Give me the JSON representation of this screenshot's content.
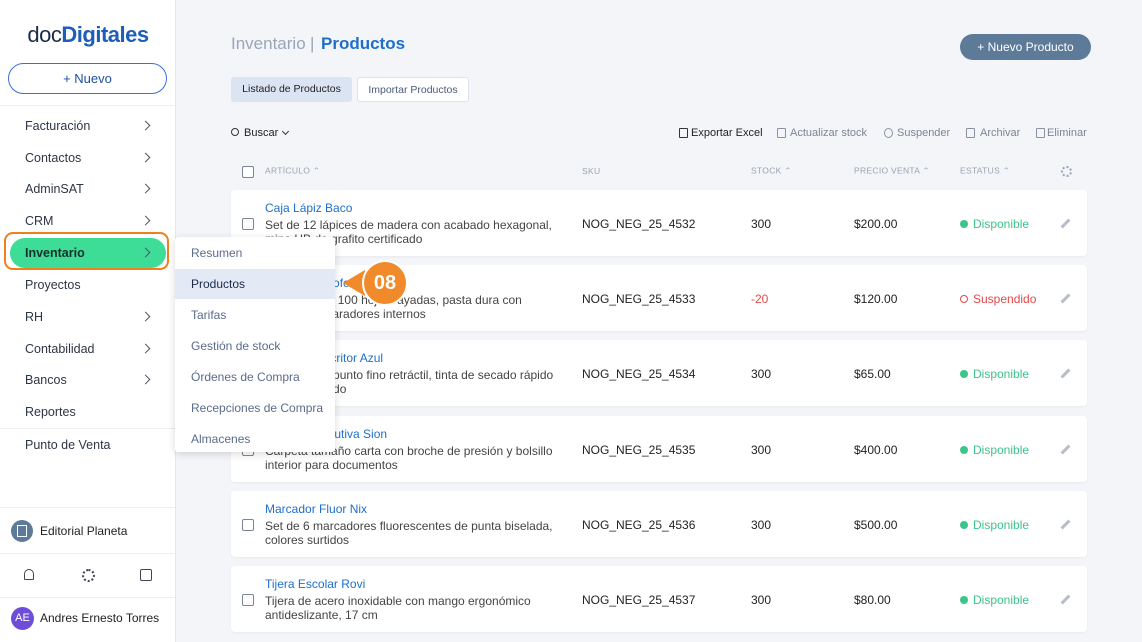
{
  "sidebar": {
    "logo": {
      "prefix": "doc",
      "main": "Digitales"
    },
    "new_button": "+ Nuevo",
    "menu": [
      {
        "label": "Facturación",
        "arrow": true
      },
      {
        "label": "Contactos",
        "arrow": true
      },
      {
        "label": "AdminSAT",
        "arrow": true
      },
      {
        "label": "CRM",
        "arrow": true
      },
      {
        "label": "Inventario",
        "arrow": true,
        "selected": true
      },
      {
        "label": "Proyectos",
        "arrow": false
      },
      {
        "label": "RH",
        "arrow": true
      },
      {
        "label": "Contabilidad",
        "arrow": true
      },
      {
        "label": "Bancos",
        "arrow": true
      },
      {
        "label": "Reportes",
        "arrow": false
      },
      {
        "label": "Punto de Venta",
        "arrow": false
      }
    ],
    "company": "Editorial Planeta",
    "user": {
      "initials": "AE",
      "name": "Andres Ernesto Torres"
    }
  },
  "submenu": {
    "items": [
      {
        "label": "Resumen"
      },
      {
        "label": "Productos",
        "selected": true
      },
      {
        "label": "Tarifas"
      },
      {
        "label": "Gestión de stock"
      },
      {
        "label": "Órdenes de Compra"
      },
      {
        "label": "Recepciones de Compra"
      },
      {
        "label": "Almacenes"
      }
    ]
  },
  "callout": "08",
  "header": {
    "section": "Inventario",
    "separator": "|",
    "page": "Productos",
    "new_button": "+ Nuevo Producto"
  },
  "tabs": [
    {
      "label": "Listado de Productos",
      "selected": true
    },
    {
      "label": "Importar Productos"
    }
  ],
  "toolbar": {
    "search": "Buscar",
    "actions": [
      {
        "label": "Exportar Excel",
        "primary": true
      },
      {
        "label": "Actualizar stock"
      },
      {
        "label": "Suspender"
      },
      {
        "label": "Archivar"
      },
      {
        "label": "Eliminar"
      }
    ]
  },
  "table": {
    "headers": [
      "ARTÍCULO ⌃",
      "SKU",
      "STOCK ⌃",
      "PRECIO VENTA ⌃",
      "ESTATUS ⌃"
    ],
    "rows": [
      {
        "name": "Caja Lápiz Baco",
        "description": "Set de 12 lápices de madera con acabado hexagonal, mina HB de grafito certificado",
        "sku": "NOG_NEG_25_4532",
        "stock": "300",
        "price": "$200.00",
        "status": "Disponible",
        "status_color": "#3cc48a",
        "status_filled": true
      },
      {
        "name": "Cuaderno Profesional",
        "description": "Cuaderno de 100 hojas rayadas, pasta dura con espiral y separadores internos",
        "sku": "NOG_NEG_25_4533",
        "stock": "-20",
        "price": "$120.00",
        "status": "Suspendido",
        "status_color": "#e54848",
        "status_filled": false
      },
      {
        "name": "Bolígrafo Escritor Azul",
        "description": "Bolígrafo de punto fino retráctil, tinta de secado rápido y clip reforzado",
        "sku": "NOG_NEG_25_4534",
        "stock": "300",
        "price": "$65.00",
        "status": "Disponible",
        "status_color": "#3cc48a",
        "status_filled": true
      },
      {
        "name": "Carpeta Ejecutiva Sion",
        "description": "Carpeta tamaño carta con broche de presión y bolsillo interior para documentos",
        "sku": "NOG_NEG_25_4535",
        "stock": "300",
        "price": "$400.00",
        "status": "Disponible",
        "status_color": "#3cc48a",
        "status_filled": true
      },
      {
        "name": "Marcador Fluor Nix",
        "description": "Set de 6 marcadores fluorescentes de punta biselada, colores surtidos",
        "sku": "NOG_NEG_25_4536",
        "stock": "300",
        "price": "$500.00",
        "status": "Disponible",
        "status_color": "#3cc48a",
        "status_filled": true
      },
      {
        "name": "Tijera Escolar Rovi",
        "description": "Tijera de acero inoxidable con mango ergonómico antideslizante, 17 cm",
        "sku": "NOG_NEG_25_4537",
        "stock": "300",
        "price": "$80.00",
        "status": "Disponible",
        "status_color": "#3cc48a",
        "status_filled": true
      }
    ]
  }
}
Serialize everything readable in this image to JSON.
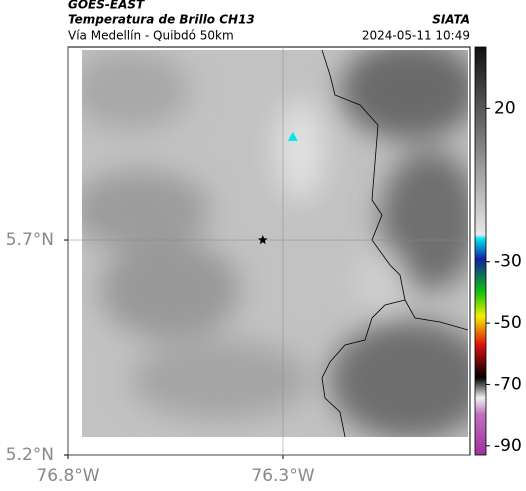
{
  "header": {
    "title": "GOES-EAST",
    "subtitle": "Temperatura de Brillo CH13",
    "location": "Vía Medellín - Quibdó 50km",
    "source": "SIATA",
    "datetime": "2024-05-11 10:49"
  },
  "map": {
    "xlim": [
      -76.8,
      -75.865
    ],
    "ylim": [
      5.2,
      6.149
    ],
    "xticks": [
      {
        "value": -76.8,
        "label": "76.8°W"
      },
      {
        "value": -76.3,
        "label": "76.3°W"
      }
    ],
    "yticks": [
      {
        "value": 5.2,
        "label": "5.2°N"
      },
      {
        "value": 5.7,
        "label": "5.7°N"
      }
    ],
    "markers": [
      {
        "lon": -76.347,
        "lat": 5.7,
        "color": "#000000"
      },
      {
        "lon": -76.277,
        "lat": 5.94,
        "color": "#00e5ee"
      }
    ]
  },
  "colorbar": {
    "lim": [
      -93,
      40
    ],
    "ticks": [
      20,
      -30,
      -50,
      -70,
      -90
    ]
  }
}
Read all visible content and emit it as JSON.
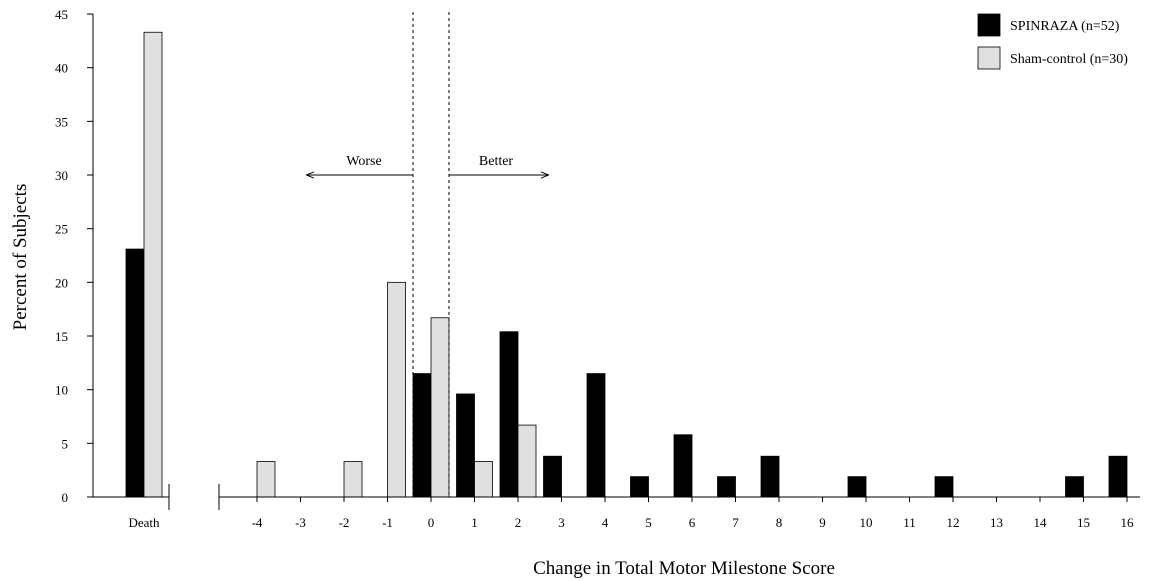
{
  "chart_data": {
    "type": "bar",
    "title": "",
    "xlabel": "Change in Total Motor Milestone Score",
    "ylabel": "Percent of Subjects",
    "ylim": [
      0,
      45
    ],
    "yticks": [
      0,
      5,
      10,
      15,
      20,
      25,
      30,
      35,
      40,
      45
    ],
    "grid": false,
    "legend_position": "top-right",
    "death_category": "Death",
    "categories": [
      "-4",
      "-3",
      "-2",
      "-1",
      "0",
      "1",
      "2",
      "3",
      "4",
      "5",
      "6",
      "7",
      "8",
      "9",
      "10",
      "11",
      "12",
      "13",
      "14",
      "15",
      "16"
    ],
    "series": [
      {
        "name": "SPINRAZA (n=52)",
        "color": "#000000",
        "death": 23.1,
        "values": [
          0,
          0,
          0,
          0,
          11.5,
          9.6,
          15.4,
          3.8,
          11.5,
          1.9,
          5.8,
          1.9,
          3.8,
          0,
          1.9,
          0,
          1.9,
          0,
          0,
          1.9,
          3.8
        ]
      },
      {
        "name": "Sham-control (n=30)",
        "color": "#e0e0e0",
        "death": 43.3,
        "values": [
          3.3,
          0,
          3.3,
          20.0,
          16.7,
          3.3,
          6.7,
          0,
          0,
          0,
          0,
          0,
          0,
          0,
          0,
          0,
          0,
          0,
          0,
          0,
          0
        ]
      }
    ],
    "annotations": {
      "worse": "Worse",
      "better": "Better"
    }
  }
}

[Given instruction] Go over the records above and tally the lines with the word "Bolígrafo" in them. Give the number alone.

[Exercise output] 2